■ **PROBLEM REQUIREMENTS**:
Output as a numbered list the rows starting at the one containing "y-tick-label: 10 xyxy=(426,598,446,617)" and ending at the one containing "top-x-axis-label: Rel.Humidity [%]", leaving out any blank lines.

■ **RECORD EXCERPTS**:

## Begin

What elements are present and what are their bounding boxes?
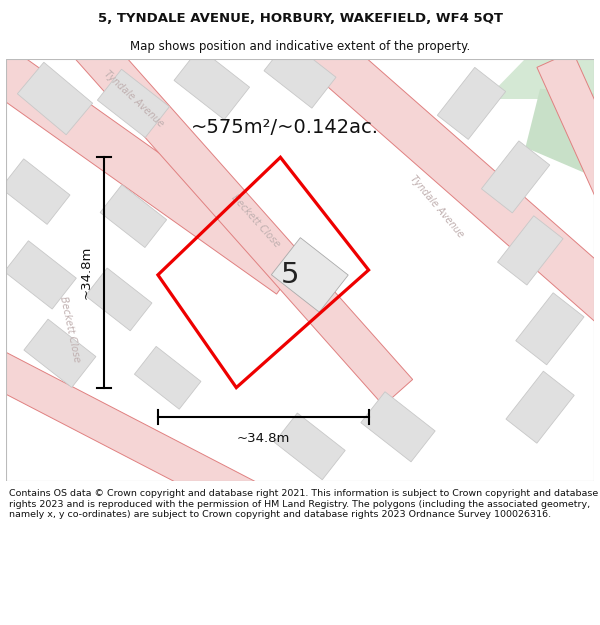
Text: ~34.8m: ~34.8m (79, 246, 92, 299)
Polygon shape (294, 22, 600, 342)
Polygon shape (497, 216, 563, 285)
Polygon shape (537, 51, 600, 263)
Polygon shape (97, 69, 169, 138)
Text: ~575m²/~0.142ac.: ~575m²/~0.142ac. (191, 118, 379, 138)
Polygon shape (486, 59, 594, 99)
Polygon shape (437, 68, 506, 139)
Text: 5: 5 (281, 261, 299, 289)
Text: Beckett Close: Beckett Close (230, 192, 282, 249)
Text: Contains OS data © Crown copyright and database right 2021. This information is : Contains OS data © Crown copyright and d… (9, 489, 598, 519)
Polygon shape (17, 62, 92, 135)
Text: Map shows position and indicative extent of the property.: Map shows position and indicative extent… (130, 39, 470, 52)
Polygon shape (481, 141, 550, 213)
Text: Tyndale Avenue: Tyndale Avenue (409, 173, 466, 239)
Polygon shape (1, 159, 70, 224)
Polygon shape (526, 89, 594, 177)
Polygon shape (85, 268, 152, 331)
Polygon shape (70, 27, 413, 406)
Text: 5, TYNDALE AVENUE, HORBURY, WAKEFIELD, WF4 5QT: 5, TYNDALE AVENUE, HORBURY, WAKEFIELD, W… (97, 12, 503, 25)
Polygon shape (0, 347, 260, 517)
Polygon shape (0, 40, 304, 294)
Text: ~34.8m: ~34.8m (236, 432, 290, 445)
Polygon shape (134, 346, 201, 409)
Text: Beckett Close: Beckett Close (58, 295, 82, 362)
Polygon shape (361, 392, 435, 462)
Polygon shape (4, 241, 76, 309)
Polygon shape (271, 238, 348, 312)
Polygon shape (516, 292, 584, 365)
Polygon shape (274, 413, 345, 480)
Polygon shape (264, 40, 336, 108)
Polygon shape (506, 371, 574, 443)
Polygon shape (100, 185, 167, 248)
Polygon shape (24, 319, 96, 388)
Polygon shape (174, 48, 250, 119)
Text: Tyndale Avenue: Tyndale Avenue (101, 68, 165, 129)
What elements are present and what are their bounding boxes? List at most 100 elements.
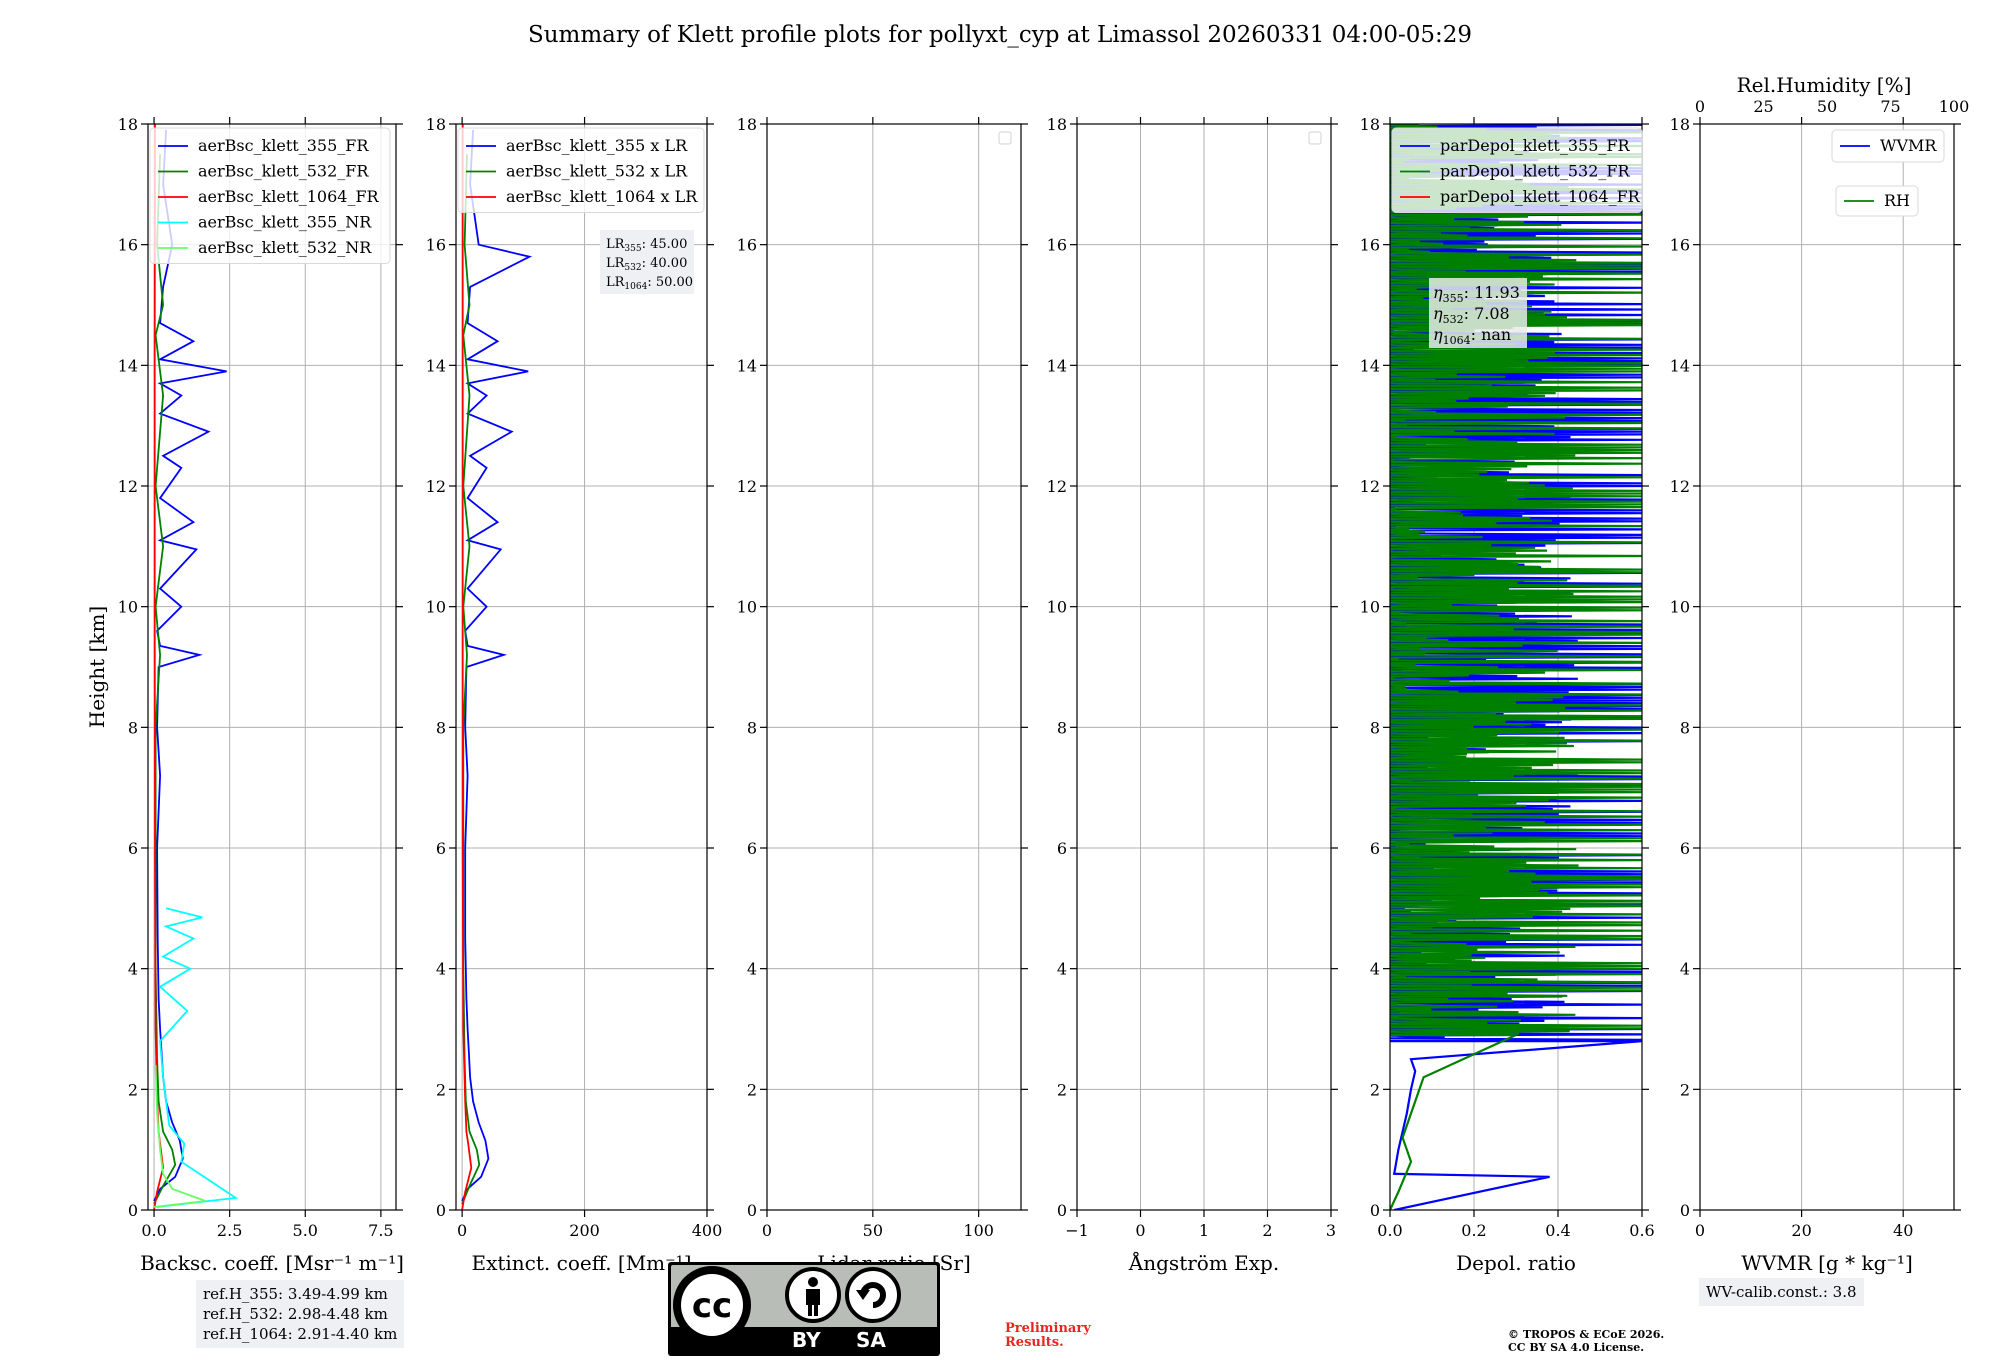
y-tick-label: 10 xyxy=(426,598,446,617)
x-tick-label: 0.2 xyxy=(1461,1221,1486,1240)
y-tick-label: 14 xyxy=(737,356,757,375)
empty-legend-box xyxy=(1308,131,1322,145)
x-tick-label: 0 xyxy=(1135,1221,1145,1240)
y-tick-label: 4 xyxy=(1680,960,1690,979)
x-tick-label: 3 xyxy=(1326,1221,1336,1240)
y-tick-label: 6 xyxy=(128,839,138,858)
top-x-axis-label: Rel.Humidity [%] xyxy=(1737,73,1912,97)
x-tick-label: 1 xyxy=(1199,1221,1209,1240)
backscatter-series-group xyxy=(153,124,239,1210)
ref-height-532: ref.H_532: 2.98-4.48 km xyxy=(203,1305,388,1323)
y-axis-label: Height [km] xyxy=(85,606,109,728)
y-tick-label: 2 xyxy=(1370,1080,1380,1099)
x-tick-label: 200 xyxy=(569,1221,600,1240)
y-tick-label: 18 xyxy=(1360,115,1380,134)
depol-panel: 0 2 4 6 8 10 12 14 16 18 0.0 0.2 0.4 0.6 Depol. ratio p… xyxy=(1360,115,1655,1275)
cc-license-badge: cc BY SA xyxy=(668,1262,940,1356)
y-tick-label: 18 xyxy=(426,115,446,134)
axes-frame xyxy=(766,123,1022,1211)
x-tick-label: 40 xyxy=(1893,1221,1913,1240)
y-tick-label: 6 xyxy=(1057,839,1067,858)
y-tick-label: 16 xyxy=(737,236,757,255)
lidar-ratio-label: LR355: 45.00 xyxy=(606,237,687,254)
extinction-series-group xyxy=(461,124,533,1210)
x-tick-label: 7.5 xyxy=(368,1221,393,1240)
y-tick-label: 0 xyxy=(747,1201,757,1220)
top-x-tick-label: 25 xyxy=(1753,97,1773,116)
y-tick-label: 18 xyxy=(737,115,757,134)
axes-frame xyxy=(147,123,397,1211)
legend-label: aerBsc_klett_1064 x LR xyxy=(506,187,698,206)
x-tick-label: 0.0 xyxy=(141,1221,166,1240)
lidar-ratio-panel: 024681012141618050100Lidar ratio [Sr] xyxy=(737,115,1028,1275)
y-tick-label: 0 xyxy=(1057,1201,1067,1220)
aerBsc_klett_355 x LR-line xyxy=(461,129,533,1202)
x-axis-label: Extinct. coeff. [Mm⁻¹] xyxy=(471,1251,691,1275)
y-tick-label: 6 xyxy=(747,839,757,858)
y-tick-label: 10 xyxy=(737,598,757,617)
figure-title: Summary of Klett profile plots for polly… xyxy=(527,22,1473,48)
by-person-leg-left-icon xyxy=(808,1304,812,1316)
legend-label: aerBsc_klett_532 x LR xyxy=(506,162,688,181)
ref-height-355: ref.H_355: 3.49-4.99 km xyxy=(203,1285,388,1303)
y-tick-label: 18 xyxy=(118,115,138,134)
y-tick-label: 16 xyxy=(118,236,138,255)
y-tick-label: 4 xyxy=(128,960,138,979)
y-tick-label: 0 xyxy=(1680,1201,1690,1220)
y-tick-label: 2 xyxy=(1057,1080,1067,1099)
aerBsc_klett_532 x LR-line xyxy=(461,154,481,1205)
top-x-tick-label: 50 xyxy=(1817,97,1837,116)
x-tick-label: 400 xyxy=(692,1221,723,1240)
legend-box xyxy=(1835,185,1919,217)
x-tick-label: 20 xyxy=(1791,1221,1811,1240)
y-tick-label: 2 xyxy=(1680,1080,1690,1099)
y-tick-label: 12 xyxy=(1670,477,1690,496)
y-tick-label: 16 xyxy=(1360,236,1380,255)
axes-frame xyxy=(455,123,708,1211)
eta-label: η532: 7.08 xyxy=(1433,304,1510,326)
y-tick-label: 4 xyxy=(747,960,757,979)
wv-panel: 0 2 4 6 8 10 12 14 16 18 0 20 40 WVMR [g * kg⁻¹] 0 25 50… xyxy=(1670,73,1970,1275)
y-tick-label: 12 xyxy=(118,477,138,496)
x-axis-label: Backsc. coeff. [Msr⁻¹ m⁻¹] xyxy=(140,1251,404,1275)
y-tick-label: 0 xyxy=(1370,1201,1380,1220)
y-tick-label: 14 xyxy=(1047,356,1067,375)
y-tick-label: 8 xyxy=(1057,718,1067,737)
aerBsc_klett_1064 x LR-line xyxy=(461,124,473,1210)
legend-label: aerBsc_klett_355_NR xyxy=(198,213,372,232)
y-tick-label: 2 xyxy=(436,1080,446,1099)
x-axis-label: Ångström Exp. xyxy=(1128,1250,1279,1275)
y-tick-label: 14 xyxy=(1670,356,1690,375)
y-tick-label: 6 xyxy=(1370,839,1380,858)
y-tick-label: 4 xyxy=(1370,960,1380,979)
y-tick-label: 14 xyxy=(426,356,446,375)
legend-label: WVMR xyxy=(1880,136,1937,155)
y-tick-label: 16 xyxy=(1047,236,1067,255)
y-tick-label: 10 xyxy=(1360,598,1380,617)
preliminary-line-1: Preliminary xyxy=(1005,1321,1091,1336)
legend-label: aerBsc_klett_532_FR xyxy=(198,162,369,181)
aerBsc_klett_355_FR-line xyxy=(153,129,227,1202)
y-tick-label: 12 xyxy=(1360,477,1380,496)
by-person-leg-right-icon xyxy=(814,1304,818,1316)
x-tick-label: 0 xyxy=(457,1221,467,1240)
wv-calib-box: WV-calib.const.: 3.8 xyxy=(1699,1278,1864,1306)
y-tick-label: 18 xyxy=(1047,115,1067,134)
y-tick-label: 18 xyxy=(1670,115,1690,134)
copyright-line-1: © TROPOS & ECoE 2026. xyxy=(1508,1328,1665,1341)
wv-calib-text: WV-calib.const.: 3.8 xyxy=(1706,1283,1857,1301)
legend-label: aerBsc_klett_1064_FR xyxy=(198,187,380,206)
top-x-tick-label: 0 xyxy=(1695,97,1705,116)
x-tick-label: 50 xyxy=(863,1221,883,1240)
x-tick-label: 0.0 xyxy=(1377,1221,1402,1240)
legend-label: parDepol_klett_532_FR xyxy=(1440,162,1631,181)
top-x-tick-label: 100 xyxy=(1939,97,1970,116)
aerBsc_klett_532_FR-line xyxy=(153,154,177,1205)
x-tick-label: 0.4 xyxy=(1545,1221,1570,1240)
y-tick-label: 4 xyxy=(1057,960,1067,979)
y-tick-label: 10 xyxy=(1047,598,1067,617)
legend-label: aerBsc_klett_355_FR xyxy=(198,136,369,155)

## End

■ **WORKED SOLUTION**:
1. y-tick-label: 10 xyxy=(426,598,446,617)
2. x-tick-label: 0.2 xyxy=(1461,1221,1486,1240)
3. y-tick-label: 14 xyxy=(737,356,757,375)
4. empty-legend-box xyxy=(1308,131,1322,145)
5. x-tick-label: 0 xyxy=(1135,1221,1145,1240)
6. y-tick-label: 4 xyxy=(1680,960,1690,979)
7. x-tick-label: 3 xyxy=(1326,1221,1336,1240)
8. y-tick-label: 6 xyxy=(128,839,138,858)
9. top-x-axis-label: Rel.Humidity [%] xyxy=(1737,73,1912,97)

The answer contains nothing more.